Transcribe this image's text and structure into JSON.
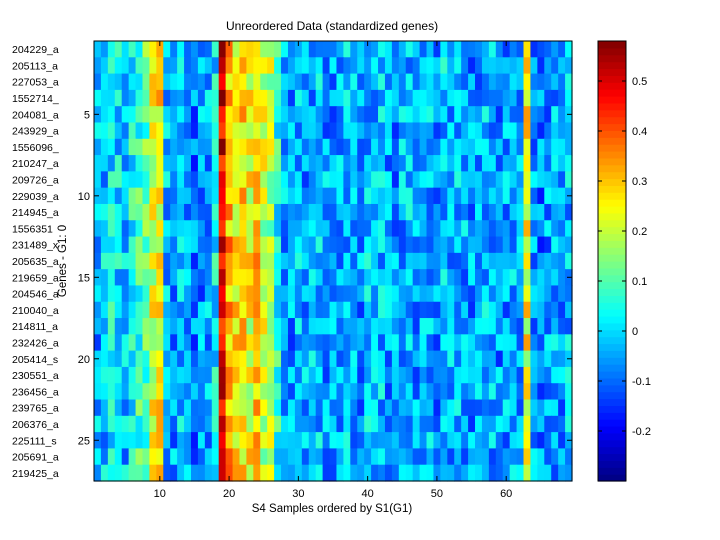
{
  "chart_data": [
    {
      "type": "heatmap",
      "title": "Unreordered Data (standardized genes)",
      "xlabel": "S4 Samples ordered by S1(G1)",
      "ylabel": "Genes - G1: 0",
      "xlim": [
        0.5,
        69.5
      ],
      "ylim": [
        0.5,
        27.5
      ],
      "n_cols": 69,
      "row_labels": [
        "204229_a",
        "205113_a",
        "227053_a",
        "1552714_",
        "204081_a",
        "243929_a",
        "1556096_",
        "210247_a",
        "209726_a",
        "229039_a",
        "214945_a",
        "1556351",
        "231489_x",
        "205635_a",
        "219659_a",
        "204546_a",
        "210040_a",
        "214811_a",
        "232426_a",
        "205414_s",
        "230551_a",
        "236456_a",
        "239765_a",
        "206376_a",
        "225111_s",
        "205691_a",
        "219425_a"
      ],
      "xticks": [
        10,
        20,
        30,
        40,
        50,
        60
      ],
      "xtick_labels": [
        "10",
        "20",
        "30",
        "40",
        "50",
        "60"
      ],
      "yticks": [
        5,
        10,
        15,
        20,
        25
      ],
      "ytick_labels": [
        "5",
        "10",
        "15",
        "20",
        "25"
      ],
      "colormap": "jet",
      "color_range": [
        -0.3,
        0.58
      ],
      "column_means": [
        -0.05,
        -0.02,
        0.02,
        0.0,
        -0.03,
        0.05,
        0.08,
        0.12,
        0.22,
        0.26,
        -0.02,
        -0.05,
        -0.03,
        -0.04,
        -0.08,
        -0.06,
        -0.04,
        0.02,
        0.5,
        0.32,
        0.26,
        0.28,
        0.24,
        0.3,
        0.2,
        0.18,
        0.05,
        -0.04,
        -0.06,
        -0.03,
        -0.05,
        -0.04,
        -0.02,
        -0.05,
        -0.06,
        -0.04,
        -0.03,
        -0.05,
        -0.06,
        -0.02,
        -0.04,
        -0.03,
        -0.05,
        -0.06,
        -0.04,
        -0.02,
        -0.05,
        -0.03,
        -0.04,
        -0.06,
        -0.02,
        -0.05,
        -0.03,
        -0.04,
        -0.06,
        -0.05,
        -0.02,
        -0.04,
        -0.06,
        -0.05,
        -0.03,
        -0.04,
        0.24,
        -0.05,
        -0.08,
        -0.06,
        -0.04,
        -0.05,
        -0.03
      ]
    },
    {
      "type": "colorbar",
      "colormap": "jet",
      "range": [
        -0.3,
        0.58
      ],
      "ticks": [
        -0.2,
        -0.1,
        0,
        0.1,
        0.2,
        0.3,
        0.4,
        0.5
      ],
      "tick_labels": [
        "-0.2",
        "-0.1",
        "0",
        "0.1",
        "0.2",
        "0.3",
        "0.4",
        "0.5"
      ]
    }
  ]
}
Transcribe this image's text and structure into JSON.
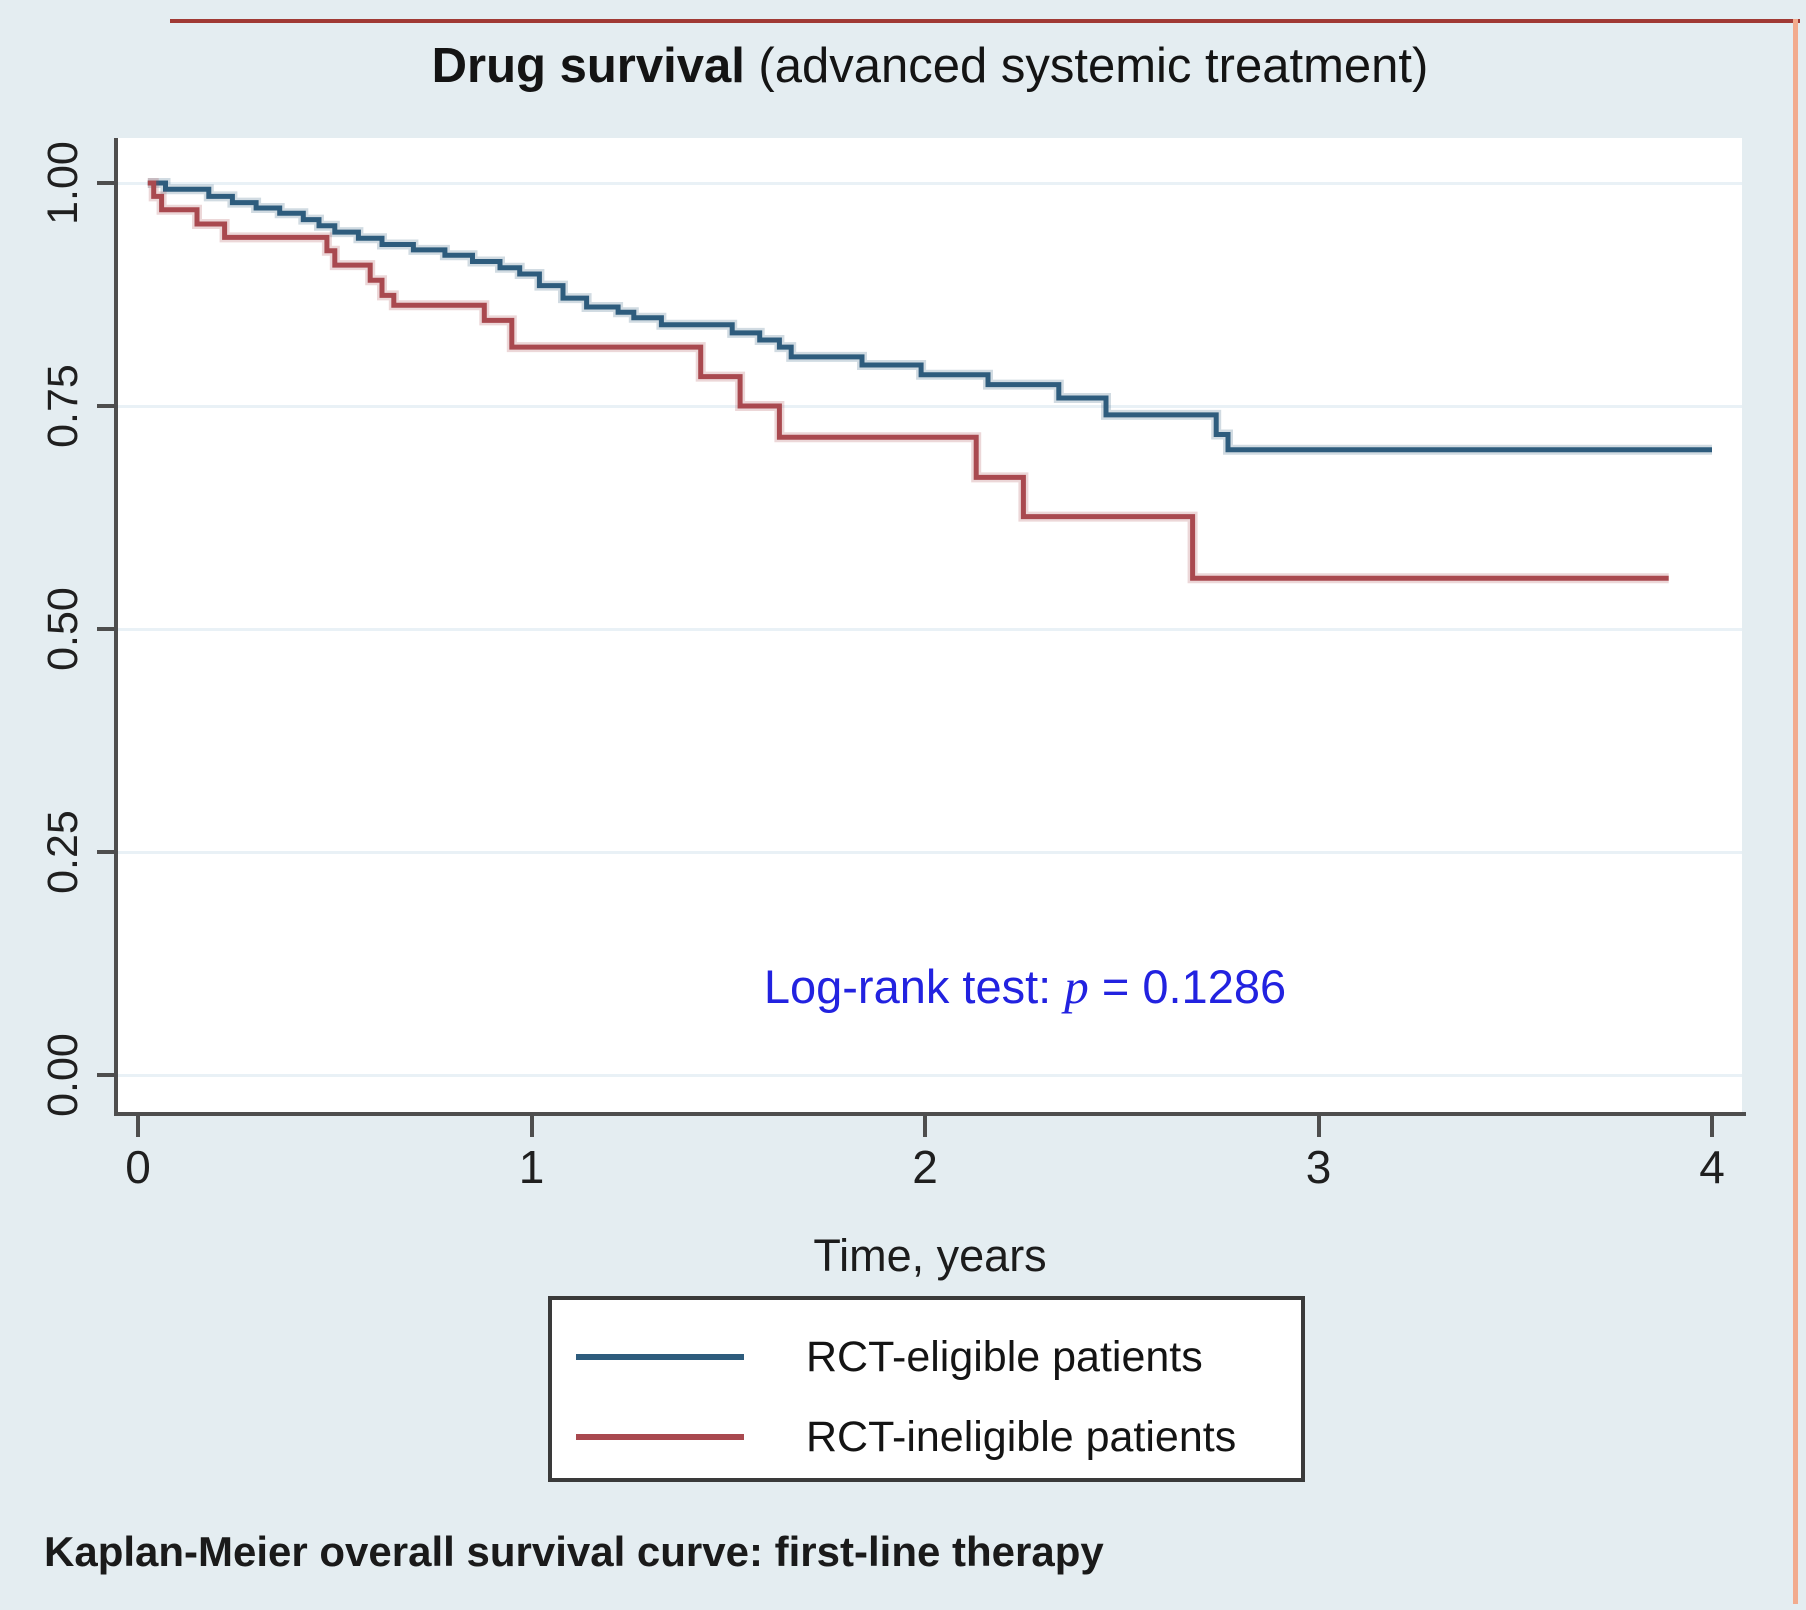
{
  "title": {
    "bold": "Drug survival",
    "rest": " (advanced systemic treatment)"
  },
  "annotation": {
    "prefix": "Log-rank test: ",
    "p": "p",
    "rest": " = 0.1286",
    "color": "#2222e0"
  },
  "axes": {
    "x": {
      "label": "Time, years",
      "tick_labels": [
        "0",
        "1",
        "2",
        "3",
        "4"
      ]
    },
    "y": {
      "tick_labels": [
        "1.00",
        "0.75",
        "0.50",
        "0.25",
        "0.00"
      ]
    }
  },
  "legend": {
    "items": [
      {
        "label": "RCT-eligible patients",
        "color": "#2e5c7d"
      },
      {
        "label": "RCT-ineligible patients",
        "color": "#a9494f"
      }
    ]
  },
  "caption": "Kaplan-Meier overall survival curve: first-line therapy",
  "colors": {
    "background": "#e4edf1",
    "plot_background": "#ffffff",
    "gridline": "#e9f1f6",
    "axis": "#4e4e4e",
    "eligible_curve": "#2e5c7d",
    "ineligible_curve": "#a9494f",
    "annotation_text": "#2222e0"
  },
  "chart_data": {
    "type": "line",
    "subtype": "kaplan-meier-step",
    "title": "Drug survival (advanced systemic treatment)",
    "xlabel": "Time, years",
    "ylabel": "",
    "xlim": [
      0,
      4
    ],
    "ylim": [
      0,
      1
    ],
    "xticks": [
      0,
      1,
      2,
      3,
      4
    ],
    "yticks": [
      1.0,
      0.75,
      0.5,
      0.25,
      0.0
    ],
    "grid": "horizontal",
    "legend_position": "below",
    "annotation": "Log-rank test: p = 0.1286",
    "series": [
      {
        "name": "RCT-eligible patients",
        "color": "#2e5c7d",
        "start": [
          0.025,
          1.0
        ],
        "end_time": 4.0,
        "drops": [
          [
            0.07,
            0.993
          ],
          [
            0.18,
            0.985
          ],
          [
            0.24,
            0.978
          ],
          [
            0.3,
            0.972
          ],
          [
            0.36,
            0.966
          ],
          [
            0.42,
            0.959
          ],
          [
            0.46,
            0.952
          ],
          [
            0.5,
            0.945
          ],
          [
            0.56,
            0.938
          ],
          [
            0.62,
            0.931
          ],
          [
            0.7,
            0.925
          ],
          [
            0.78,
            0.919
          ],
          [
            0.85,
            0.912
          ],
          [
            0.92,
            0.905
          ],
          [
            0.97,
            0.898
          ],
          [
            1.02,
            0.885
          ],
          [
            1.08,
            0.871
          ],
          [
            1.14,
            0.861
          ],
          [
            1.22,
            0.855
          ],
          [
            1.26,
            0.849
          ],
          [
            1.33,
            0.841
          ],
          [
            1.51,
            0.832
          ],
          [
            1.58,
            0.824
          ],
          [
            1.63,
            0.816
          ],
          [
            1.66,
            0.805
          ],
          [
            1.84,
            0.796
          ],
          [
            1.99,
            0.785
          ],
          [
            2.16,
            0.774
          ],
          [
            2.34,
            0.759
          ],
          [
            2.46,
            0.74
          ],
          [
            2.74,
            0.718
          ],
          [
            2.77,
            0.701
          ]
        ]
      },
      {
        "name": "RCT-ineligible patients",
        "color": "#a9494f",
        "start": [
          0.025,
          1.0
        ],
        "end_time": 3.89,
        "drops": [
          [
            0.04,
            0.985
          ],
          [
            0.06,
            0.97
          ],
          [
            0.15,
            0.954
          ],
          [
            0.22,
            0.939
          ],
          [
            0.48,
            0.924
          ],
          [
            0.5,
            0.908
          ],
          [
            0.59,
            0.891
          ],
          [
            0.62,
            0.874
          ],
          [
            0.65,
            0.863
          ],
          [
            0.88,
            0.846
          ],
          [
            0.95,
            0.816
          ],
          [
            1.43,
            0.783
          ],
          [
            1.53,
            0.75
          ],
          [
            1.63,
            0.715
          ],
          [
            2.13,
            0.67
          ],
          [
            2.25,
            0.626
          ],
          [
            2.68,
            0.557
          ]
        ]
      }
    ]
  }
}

### Problem details
Word-for-word repeat, images excluded: return all the data.

### Reply
Transcribe this image's text and structure into JSON.
{
  "chart_data": [
    {
      "type": "heatmap",
      "title": "Unreordered Data (standardized genes)",
      "xlabel": "S4 Samples ordered by S1(G1)",
      "ylabel": "Genes - G1: 0",
      "xlim": [
        0.5,
        69.5
      ],
      "ylim": [
        0.5,
        27.5
      ],
      "n_cols": 69,
      "row_labels": [
        "204229_a",
        "205113_a",
        "227053_a",
        "1552714_",
        "204081_a",
        "243929_a",
        "1556096_",
        "210247_a",
        "209726_a",
        "229039_a",
        "214945_a",
        "1556351",
        "231489_x",
        "205635_a",
        "219659_a",
        "204546_a",
        "210040_a",
        "214811_a",
        "232426_a",
        "205414_s",
        "230551_a",
        "236456_a",
        "239765_a",
        "206376_a",
        "225111_s",
        "205691_a",
        "219425_a"
      ],
      "xticks": [
        10,
        20,
        30,
        40,
        50,
        60
      ],
      "xtick_labels": [
        "10",
        "20",
        "30",
        "40",
        "50",
        "60"
      ],
      "yticks": [
        5,
        10,
        15,
        20,
        25
      ],
      "ytick_labels": [
        "5",
        "10",
        "15",
        "20",
        "25"
      ],
      "colormap": "jet",
      "color_range": [
        -0.3,
        0.58
      ],
      "column_means": [
        -0.05,
        -0.02,
        0.02,
        0.0,
        -0.03,
        0.05,
        0.08,
        0.12,
        0.22,
        0.26,
        -0.02,
        -0.05,
        -0.03,
        -0.04,
        -0.08,
        -0.06,
        -0.04,
        0.02,
        0.5,
        0.32,
        0.26,
        0.28,
        0.24,
        0.3,
        0.2,
        0.18,
        0.05,
        -0.04,
        -0.06,
        -0.03,
        -0.05,
        -0.04,
        -0.02,
        -0.05,
        -0.06,
        -0.04,
        -0.03,
        -0.05,
        -0.06,
        -0.02,
        -0.04,
        -0.03,
        -0.05,
        -0.06,
        -0.04,
        -0.02,
        -0.05,
        -0.03,
        -0.04,
        -0.06,
        -0.02,
        -0.05,
        -0.03,
        -0.04,
        -0.06,
        -0.05,
        -0.02,
        -0.04,
        -0.06,
        -0.05,
        -0.03,
        -0.04,
        0.24,
        -0.05,
        -0.08,
        -0.06,
        -0.04,
        -0.05,
        -0.03
      ]
    },
    {
      "type": "colorbar",
      "colormap": "jet",
      "range": [
        -0.3,
        0.58
      ],
      "ticks": [
        -0.2,
        -0.1,
        0,
        0.1,
        0.2,
        0.3,
        0.4,
        0.5
      ],
      "tick_labels": [
        "-0.2",
        "-0.1",
        "0",
        "0.1",
        "0.2",
        "0.3",
        "0.4",
        "0.5"
      ]
    }
  ]
}
Transcribe this image's text and structure into JSON.
{
  "title": {
    "bold": "Drug survival",
    "rest": " (advanced systemic treatment)"
  },
  "annotation": {
    "prefix": "Log-rank test: ",
    "p": "p",
    "rest": " = 0.1286",
    "color": "#2222e0"
  },
  "axes": {
    "x": {
      "label": "Time, years",
      "tick_labels": [
        "0",
        "1",
        "2",
        "3",
        "4"
      ]
    },
    "y": {
      "tick_labels": [
        "1.00",
        "0.75",
        "0.50",
        "0.25",
        "0.00"
      ]
    }
  },
  "legend": {
    "items": [
      {
        "label": "RCT-eligible patients",
        "color": "#2e5c7d"
      },
      {
        "label": "RCT-ineligible patients",
        "color": "#a9494f"
      }
    ]
  },
  "caption": "Kaplan-Meier overall survival curve: first-line therapy",
  "colors": {
    "background": "#e4edf1",
    "plot_background": "#ffffff",
    "gridline": "#e9f1f6",
    "axis": "#4e4e4e",
    "eligible_curve": "#2e5c7d",
    "ineligible_curve": "#a9494f",
    "annotation_text": "#2222e0"
  },
  "chart_data": {
    "type": "line",
    "subtype": "kaplan-meier-step",
    "title": "Drug survival (advanced systemic treatment)",
    "xlabel": "Time, years",
    "ylabel": "",
    "xlim": [
      0,
      4
    ],
    "ylim": [
      0,
      1
    ],
    "xticks": [
      0,
      1,
      2,
      3,
      4
    ],
    "yticks": [
      1.0,
      0.75,
      0.5,
      0.25,
      0.0
    ],
    "grid": "horizontal",
    "legend_position": "below",
    "annotation": "Log-rank test: p = 0.1286",
    "series": [
      {
        "name": "RCT-eligible patients",
        "color": "#2e5c7d",
        "start": [
          0.025,
          1.0
        ],
        "end_time": 4.0,
        "drops": [
          [
            0.07,
            0.993
          ],
          [
            0.18,
            0.985
          ],
          [
            0.24,
            0.978
          ],
          [
            0.3,
            0.972
          ],
          [
            0.36,
            0.966
          ],
          [
            0.42,
            0.959
          ],
          [
            0.46,
            0.952
          ],
          [
            0.5,
            0.945
          ],
          [
            0.56,
            0.938
          ],
          [
            0.62,
            0.931
          ],
          [
            0.7,
            0.925
          ],
          [
            0.78,
            0.919
          ],
          [
            0.85,
            0.912
          ],
          [
            0.92,
            0.905
          ],
          [
            0.97,
            0.898
          ],
          [
            1.02,
            0.885
          ],
          [
            1.08,
            0.871
          ],
          [
            1.14,
            0.861
          ],
          [
            1.22,
            0.855
          ],
          [
            1.26,
            0.849
          ],
          [
            1.33,
            0.841
          ],
          [
            1.51,
            0.832
          ],
          [
            1.58,
            0.824
          ],
          [
            1.63,
            0.816
          ],
          [
            1.66,
            0.805
          ],
          [
            1.84,
            0.796
          ],
          [
            1.99,
            0.785
          ],
          [
            2.16,
            0.774
          ],
          [
            2.34,
            0.759
          ],
          [
            2.46,
            0.74
          ],
          [
            2.74,
            0.718
          ],
          [
            2.77,
            0.701
          ]
        ]
      },
      {
        "name": "RCT-ineligible patients",
        "color": "#a9494f",
        "start": [
          0.025,
          1.0
        ],
        "end_time": 3.89,
        "drops": [
          [
            0.04,
            0.985
          ],
          [
            0.06,
            0.97
          ],
          [
            0.15,
            0.954
          ],
          [
            0.22,
            0.939
          ],
          [
            0.48,
            0.924
          ],
          [
            0.5,
            0.908
          ],
          [
            0.59,
            0.891
          ],
          [
            0.62,
            0.874
          ],
          [
            0.65,
            0.863
          ],
          [
            0.88,
            0.846
          ],
          [
            0.95,
            0.816
          ],
          [
            1.43,
            0.783
          ],
          [
            1.53,
            0.75
          ],
          [
            1.63,
            0.715
          ],
          [
            2.13,
            0.67
          ],
          [
            2.25,
            0.626
          ],
          [
            2.68,
            0.557
          ]
        ]
      }
    ]
  }
}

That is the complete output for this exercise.